* _SHORT TASK_
Only the number is needed: how many lines of the records include "Alhamdulillah"?

(begin)

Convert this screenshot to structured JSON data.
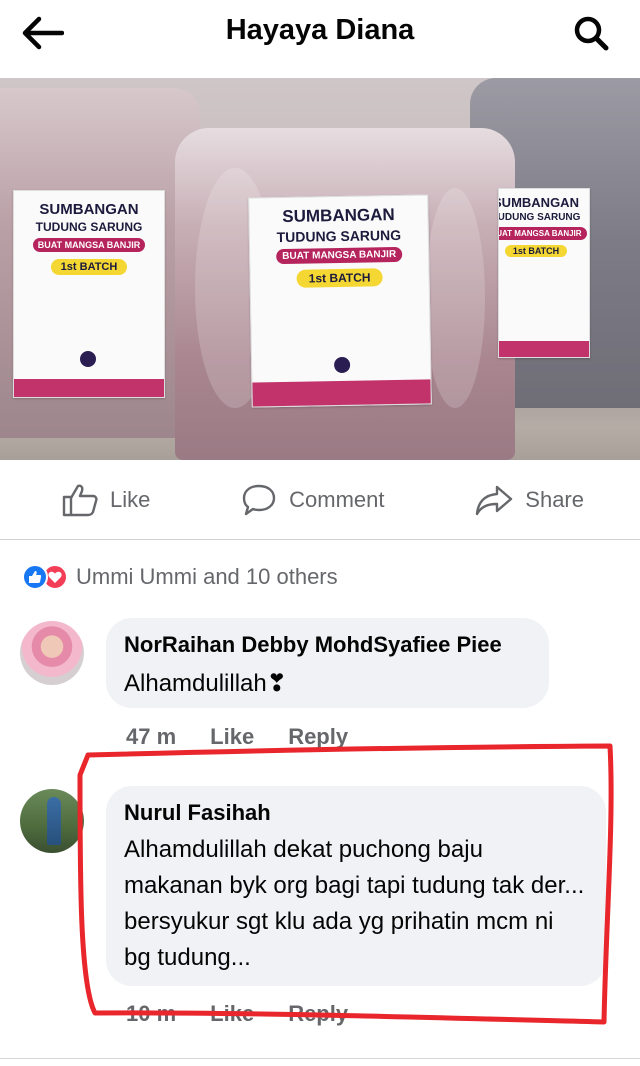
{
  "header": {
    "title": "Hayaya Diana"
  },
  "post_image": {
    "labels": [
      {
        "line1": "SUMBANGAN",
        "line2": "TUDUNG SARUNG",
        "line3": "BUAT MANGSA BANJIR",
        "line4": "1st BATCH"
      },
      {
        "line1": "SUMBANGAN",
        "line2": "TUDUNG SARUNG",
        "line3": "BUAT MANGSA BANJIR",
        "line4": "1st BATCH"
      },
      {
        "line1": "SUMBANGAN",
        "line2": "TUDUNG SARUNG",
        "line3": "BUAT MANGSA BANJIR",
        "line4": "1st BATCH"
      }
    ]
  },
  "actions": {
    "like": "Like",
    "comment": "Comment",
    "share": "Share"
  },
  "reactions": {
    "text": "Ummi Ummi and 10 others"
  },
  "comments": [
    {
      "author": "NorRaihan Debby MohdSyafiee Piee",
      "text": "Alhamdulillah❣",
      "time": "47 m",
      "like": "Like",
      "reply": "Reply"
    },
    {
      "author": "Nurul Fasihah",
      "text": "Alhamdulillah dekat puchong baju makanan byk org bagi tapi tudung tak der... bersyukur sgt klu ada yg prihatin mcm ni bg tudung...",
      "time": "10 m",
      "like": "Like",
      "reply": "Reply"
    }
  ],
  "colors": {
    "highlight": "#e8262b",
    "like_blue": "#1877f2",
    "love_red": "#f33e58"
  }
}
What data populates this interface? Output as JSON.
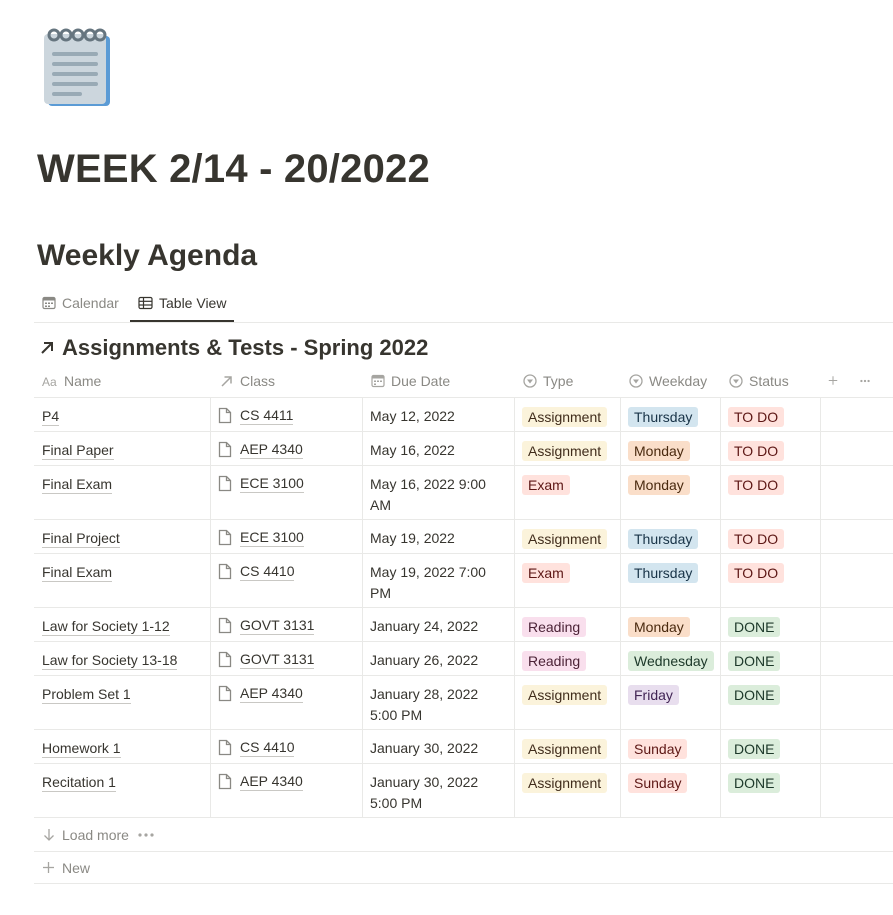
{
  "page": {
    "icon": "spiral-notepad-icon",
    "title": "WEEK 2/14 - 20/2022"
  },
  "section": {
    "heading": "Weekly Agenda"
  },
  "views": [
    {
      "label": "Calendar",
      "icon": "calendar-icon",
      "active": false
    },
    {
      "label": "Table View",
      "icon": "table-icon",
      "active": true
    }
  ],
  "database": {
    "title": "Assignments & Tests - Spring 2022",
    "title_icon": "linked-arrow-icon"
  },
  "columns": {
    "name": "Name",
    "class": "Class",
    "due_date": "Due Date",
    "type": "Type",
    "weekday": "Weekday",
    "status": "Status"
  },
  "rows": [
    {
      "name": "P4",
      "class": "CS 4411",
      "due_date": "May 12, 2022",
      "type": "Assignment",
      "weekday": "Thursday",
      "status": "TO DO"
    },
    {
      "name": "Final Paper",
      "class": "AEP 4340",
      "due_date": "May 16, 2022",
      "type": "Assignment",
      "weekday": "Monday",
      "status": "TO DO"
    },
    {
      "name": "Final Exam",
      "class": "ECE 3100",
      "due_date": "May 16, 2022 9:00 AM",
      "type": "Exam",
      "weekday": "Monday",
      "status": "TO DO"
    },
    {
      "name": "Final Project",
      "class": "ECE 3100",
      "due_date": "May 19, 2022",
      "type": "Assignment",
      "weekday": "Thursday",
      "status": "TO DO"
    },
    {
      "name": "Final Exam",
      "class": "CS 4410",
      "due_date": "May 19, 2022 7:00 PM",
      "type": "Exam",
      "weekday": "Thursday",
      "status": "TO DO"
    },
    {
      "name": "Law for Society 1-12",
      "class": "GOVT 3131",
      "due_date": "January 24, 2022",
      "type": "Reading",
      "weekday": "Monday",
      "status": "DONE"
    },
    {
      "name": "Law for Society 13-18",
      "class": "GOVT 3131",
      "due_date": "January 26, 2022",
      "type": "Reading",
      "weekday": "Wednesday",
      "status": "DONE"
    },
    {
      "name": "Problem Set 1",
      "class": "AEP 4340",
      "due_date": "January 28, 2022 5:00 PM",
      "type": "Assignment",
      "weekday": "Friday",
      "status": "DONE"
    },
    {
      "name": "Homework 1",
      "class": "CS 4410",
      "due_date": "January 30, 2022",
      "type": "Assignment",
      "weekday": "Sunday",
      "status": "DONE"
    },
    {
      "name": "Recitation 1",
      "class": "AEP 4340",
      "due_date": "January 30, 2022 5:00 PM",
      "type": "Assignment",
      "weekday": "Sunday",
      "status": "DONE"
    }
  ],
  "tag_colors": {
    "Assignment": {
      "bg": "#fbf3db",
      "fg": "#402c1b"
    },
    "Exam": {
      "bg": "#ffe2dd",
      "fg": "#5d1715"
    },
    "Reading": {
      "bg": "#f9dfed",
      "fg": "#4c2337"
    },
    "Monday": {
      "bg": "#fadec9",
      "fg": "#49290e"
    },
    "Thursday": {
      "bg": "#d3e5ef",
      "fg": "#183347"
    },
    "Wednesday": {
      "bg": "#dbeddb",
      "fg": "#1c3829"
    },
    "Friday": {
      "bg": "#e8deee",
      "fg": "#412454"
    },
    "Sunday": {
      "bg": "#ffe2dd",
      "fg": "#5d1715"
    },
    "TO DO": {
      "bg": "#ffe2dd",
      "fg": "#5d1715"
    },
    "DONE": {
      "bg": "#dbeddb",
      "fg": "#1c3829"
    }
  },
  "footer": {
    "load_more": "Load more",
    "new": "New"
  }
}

(end)

* _RESULT OF THE EXERCISE_
2